◆ Exercise materials ◆

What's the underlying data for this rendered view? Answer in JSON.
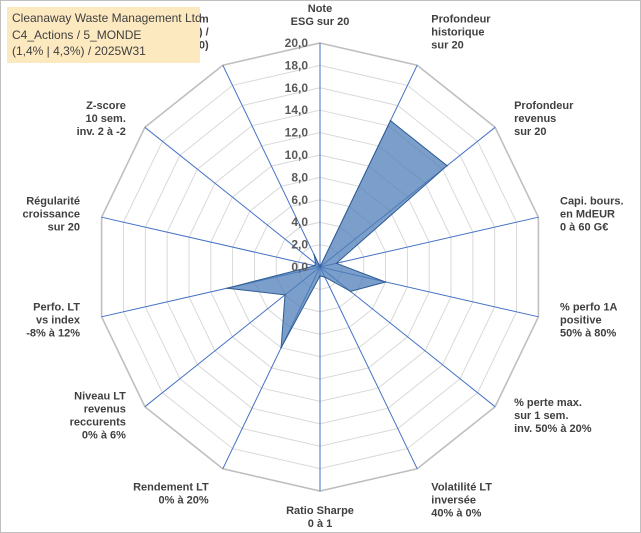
{
  "header": {
    "line1": "Cleanaway Waste Management Ltd",
    "line2": "C4_Actions / 5_MONDE",
    "line3": "(1,4% | 4,3%) / 2025W31"
  },
  "colors": {
    "fill": "#4f7fb8",
    "fill_opacity": 0.75,
    "stroke": "#2f5d94",
    "grid": "#d9d9d9",
    "spoke": "#4472c4",
    "header_bg": "#fde9c0"
  },
  "chart_data": {
    "type": "radar",
    "title": "",
    "rmax": 20,
    "ticks": [
      "0,0",
      "2,0",
      "4,0",
      "6,0",
      "8,0",
      "10,0",
      "12,0",
      "14,0",
      "16,0",
      "18,0",
      "20,0"
    ],
    "tick_values": [
      0,
      2,
      4,
      6,
      8,
      10,
      12,
      14,
      16,
      18,
      20
    ],
    "grid": true,
    "categories": [
      [
        "Note",
        "ESG sur 20"
      ],
      [
        "Profondeur",
        "historique",
        "sur 20"
      ],
      [
        "Profondeur",
        "revenus",
        "sur 20"
      ],
      [
        "Capi. bours.",
        "en MdEUR",
        "0 à 60 G€"
      ],
      [
        "% perfo 1A",
        "positive",
        "50% à 80%"
      ],
      [
        "% perte max.",
        "sur 1 sem.",
        "inv. 50% à 20%"
      ],
      [
        "Volatilité LT",
        "inversée",
        "40% à 0%"
      ],
      [
        "Ratio Sharpe",
        "0 à 1"
      ],
      [
        "Rendement LT",
        "0% à 20%"
      ],
      [
        "Niveau LT",
        "revenus",
        "reccurents",
        "0% à 6%"
      ],
      [
        "Perfo. LT",
        "vs index",
        "-8% à 12%"
      ],
      [
        "Régularité",
        "croissance",
        "sur 20"
      ],
      [
        "Z-score",
        "10 sem.",
        "inv. 2 à -2"
      ],
      [
        "Momentum",
        "Achat (20) /",
        "Vente (0)"
      ]
    ],
    "series": [
      {
        "values": [
          0,
          14.5,
          14.5,
          1.5,
          6.0,
          3.5,
          1.0,
          0.8,
          8.0,
          4.0,
          8.5,
          0.5,
          0.5,
          1.2
        ]
      }
    ]
  }
}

◆ Exercise instructions ◆
Extract every line of the data exactly; pictures stay out.

◆ Task answer ◆
What's the underlying data for this rendered view? Answer in JSON.
{
  "header": {
    "line1": "Cleanaway Waste Management Ltd",
    "line2": "C4_Actions / 5_MONDE",
    "line3": "(1,4% | 4,3%) / 2025W31"
  },
  "colors": {
    "fill": "#4f7fb8",
    "fill_opacity": 0.75,
    "stroke": "#2f5d94",
    "grid": "#d9d9d9",
    "spoke": "#4472c4",
    "header_bg": "#fde9c0"
  },
  "chart_data": {
    "type": "radar",
    "title": "",
    "rmax": 20,
    "ticks": [
      "0,0",
      "2,0",
      "4,0",
      "6,0",
      "8,0",
      "10,0",
      "12,0",
      "14,0",
      "16,0",
      "18,0",
      "20,0"
    ],
    "tick_values": [
      0,
      2,
      4,
      6,
      8,
      10,
      12,
      14,
      16,
      18,
      20
    ],
    "grid": true,
    "categories": [
      [
        "Note",
        "ESG sur 20"
      ],
      [
        "Profondeur",
        "historique",
        "sur 20"
      ],
      [
        "Profondeur",
        "revenus",
        "sur 20"
      ],
      [
        "Capi. bours.",
        "en MdEUR",
        "0 à 60 G€"
      ],
      [
        "% perfo 1A",
        "positive",
        "50% à 80%"
      ],
      [
        "% perte max.",
        "sur 1 sem.",
        "inv. 50% à 20%"
      ],
      [
        "Volatilité LT",
        "inversée",
        "40% à 0%"
      ],
      [
        "Ratio Sharpe",
        "0 à 1"
      ],
      [
        "Rendement LT",
        "0% à 20%"
      ],
      [
        "Niveau LT",
        "revenus",
        "reccurents",
        "0% à 6%"
      ],
      [
        "Perfo. LT",
        "vs index",
        "-8% à 12%"
      ],
      [
        "Régularité",
        "croissance",
        "sur 20"
      ],
      [
        "Z-score",
        "10 sem.",
        "inv. 2 à -2"
      ],
      [
        "Momentum",
        "Achat (20) /",
        "Vente (0)"
      ]
    ],
    "series": [
      {
        "values": [
          0,
          14.5,
          14.5,
          1.5,
          6.0,
          3.5,
          1.0,
          0.8,
          8.0,
          4.0,
          8.5,
          0.5,
          0.5,
          1.2
        ]
      }
    ]
  }
}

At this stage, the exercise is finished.